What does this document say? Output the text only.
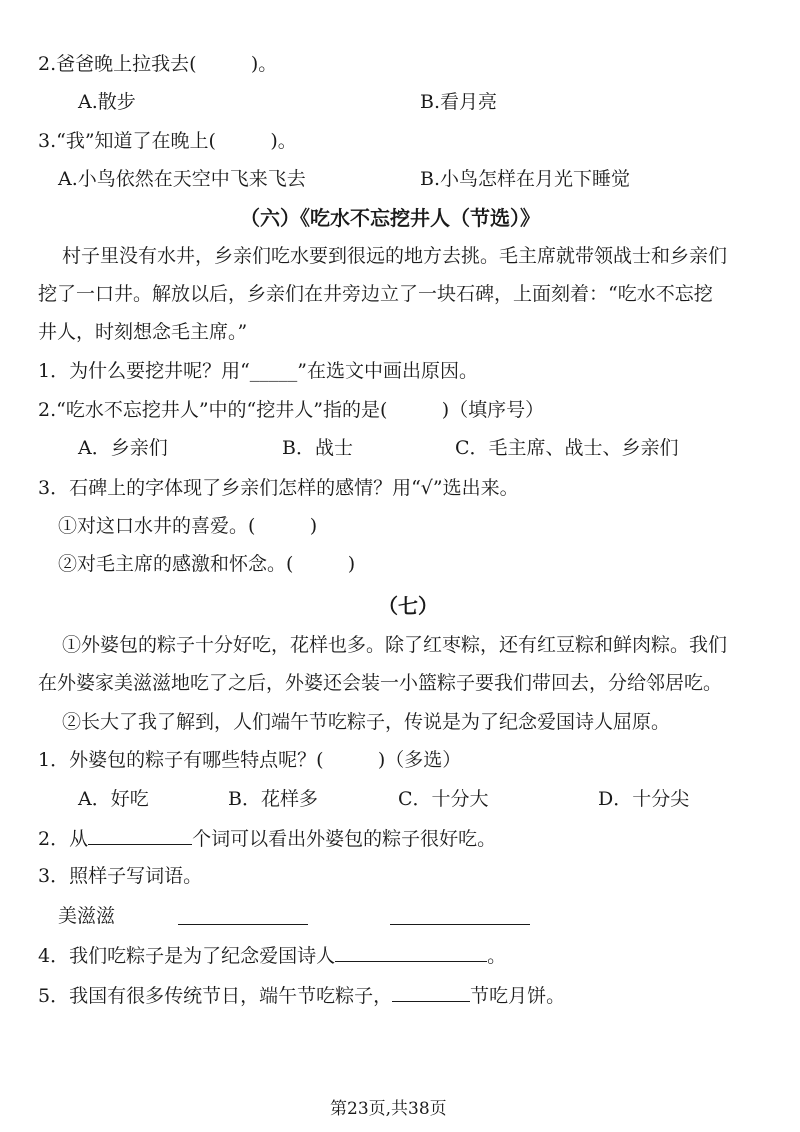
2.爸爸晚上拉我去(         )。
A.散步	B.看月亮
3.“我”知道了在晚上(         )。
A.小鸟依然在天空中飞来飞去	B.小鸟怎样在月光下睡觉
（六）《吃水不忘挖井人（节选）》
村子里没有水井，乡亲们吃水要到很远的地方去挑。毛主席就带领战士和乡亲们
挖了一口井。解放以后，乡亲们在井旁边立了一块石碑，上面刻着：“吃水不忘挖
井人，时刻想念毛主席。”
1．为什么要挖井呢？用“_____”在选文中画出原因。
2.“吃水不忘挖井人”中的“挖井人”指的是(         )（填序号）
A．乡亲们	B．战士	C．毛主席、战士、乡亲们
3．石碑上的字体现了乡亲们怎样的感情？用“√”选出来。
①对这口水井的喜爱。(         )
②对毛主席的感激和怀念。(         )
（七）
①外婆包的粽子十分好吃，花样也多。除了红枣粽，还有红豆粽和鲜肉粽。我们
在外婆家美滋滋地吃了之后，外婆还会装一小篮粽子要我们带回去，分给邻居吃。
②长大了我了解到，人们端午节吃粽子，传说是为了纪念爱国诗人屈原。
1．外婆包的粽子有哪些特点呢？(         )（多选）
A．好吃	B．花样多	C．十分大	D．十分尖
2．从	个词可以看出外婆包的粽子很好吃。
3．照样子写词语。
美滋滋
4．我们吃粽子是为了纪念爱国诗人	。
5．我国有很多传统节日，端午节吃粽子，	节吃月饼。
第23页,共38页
= = = = = = =
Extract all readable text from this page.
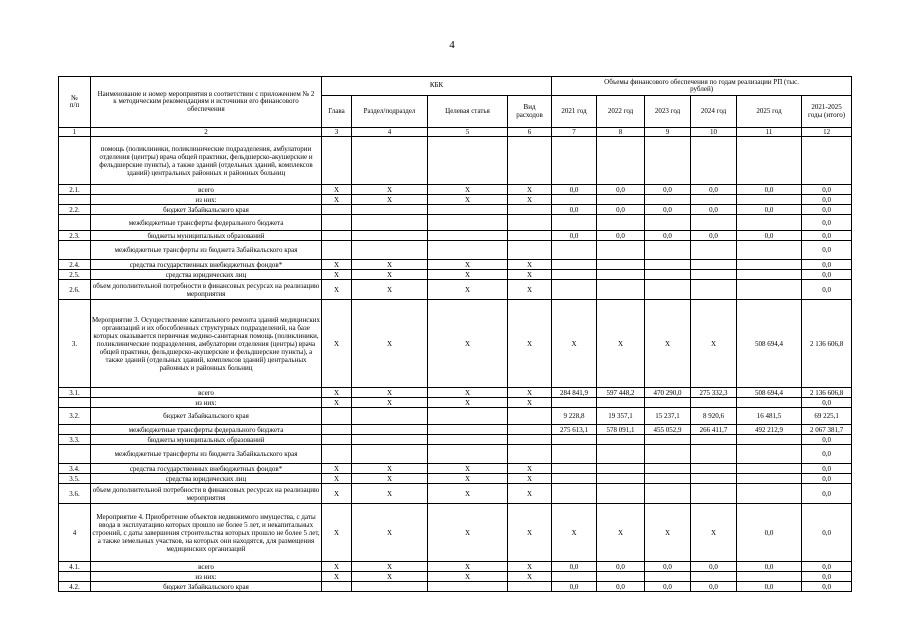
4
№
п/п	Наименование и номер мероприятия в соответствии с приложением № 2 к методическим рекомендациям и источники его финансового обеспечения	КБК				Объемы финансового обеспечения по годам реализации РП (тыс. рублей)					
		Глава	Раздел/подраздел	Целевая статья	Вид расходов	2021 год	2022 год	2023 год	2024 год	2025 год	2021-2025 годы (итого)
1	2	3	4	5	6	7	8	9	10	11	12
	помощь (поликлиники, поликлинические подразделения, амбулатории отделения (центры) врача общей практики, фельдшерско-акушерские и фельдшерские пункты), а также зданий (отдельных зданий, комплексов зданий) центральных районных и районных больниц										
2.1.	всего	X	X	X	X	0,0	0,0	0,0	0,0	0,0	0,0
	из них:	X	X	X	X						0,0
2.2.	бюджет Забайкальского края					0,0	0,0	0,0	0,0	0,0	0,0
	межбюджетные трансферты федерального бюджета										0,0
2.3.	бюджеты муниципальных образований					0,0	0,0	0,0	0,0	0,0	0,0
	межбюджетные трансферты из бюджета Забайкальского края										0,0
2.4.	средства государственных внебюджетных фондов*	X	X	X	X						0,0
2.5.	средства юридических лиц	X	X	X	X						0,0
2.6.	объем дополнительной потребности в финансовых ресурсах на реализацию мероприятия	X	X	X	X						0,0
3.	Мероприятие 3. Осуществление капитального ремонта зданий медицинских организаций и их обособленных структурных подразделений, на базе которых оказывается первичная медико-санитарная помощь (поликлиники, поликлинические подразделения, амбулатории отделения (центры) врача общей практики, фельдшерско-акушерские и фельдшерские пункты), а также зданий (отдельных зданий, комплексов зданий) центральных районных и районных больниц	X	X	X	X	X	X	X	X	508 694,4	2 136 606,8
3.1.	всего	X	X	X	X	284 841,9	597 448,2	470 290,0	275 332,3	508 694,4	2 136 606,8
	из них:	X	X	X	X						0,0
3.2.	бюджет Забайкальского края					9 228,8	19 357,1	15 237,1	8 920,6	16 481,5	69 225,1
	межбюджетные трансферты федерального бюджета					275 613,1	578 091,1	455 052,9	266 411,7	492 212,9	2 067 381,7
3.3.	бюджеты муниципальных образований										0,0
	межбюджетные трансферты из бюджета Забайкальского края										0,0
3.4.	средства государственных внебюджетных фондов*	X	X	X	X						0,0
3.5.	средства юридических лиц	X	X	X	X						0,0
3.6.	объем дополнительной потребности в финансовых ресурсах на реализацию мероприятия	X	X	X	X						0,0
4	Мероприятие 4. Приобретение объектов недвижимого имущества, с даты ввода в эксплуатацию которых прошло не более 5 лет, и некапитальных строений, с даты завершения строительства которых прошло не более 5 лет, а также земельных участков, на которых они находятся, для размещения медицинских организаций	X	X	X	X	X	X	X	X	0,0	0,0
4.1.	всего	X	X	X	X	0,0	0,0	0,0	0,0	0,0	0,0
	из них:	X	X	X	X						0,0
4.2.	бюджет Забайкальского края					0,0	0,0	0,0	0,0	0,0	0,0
= = = = = = =
- Task objective -
Gather from the data above every line with the string "отдельных".

- Exercise result -
	помощь (поликлиники, поликлинические подразделения, амбулатории отделения (центры) врача общей практики, фельдшерско-акушерские и фельдшерские пункты), а также зданий (отдельных зданий, комплексов зданий) центральных районных и районных больниц										
3.	Мероприятие 3. Осуществление капитального ремонта зданий медицинских организаций и их обособленных структурных подразделений, на базе которых оказывается первичная медико-санитарная помощь (поликлиники, поликлинические подразделения, амбулатории отделения (центры) врача общей практики, фельдшерско-акушерские и фельдшерские пункты), а также зданий (отдельных зданий, комплексов зданий) центральных районных и районных больниц	X	X	X	X	X	X	X	X	508 694,4	2 136 606,8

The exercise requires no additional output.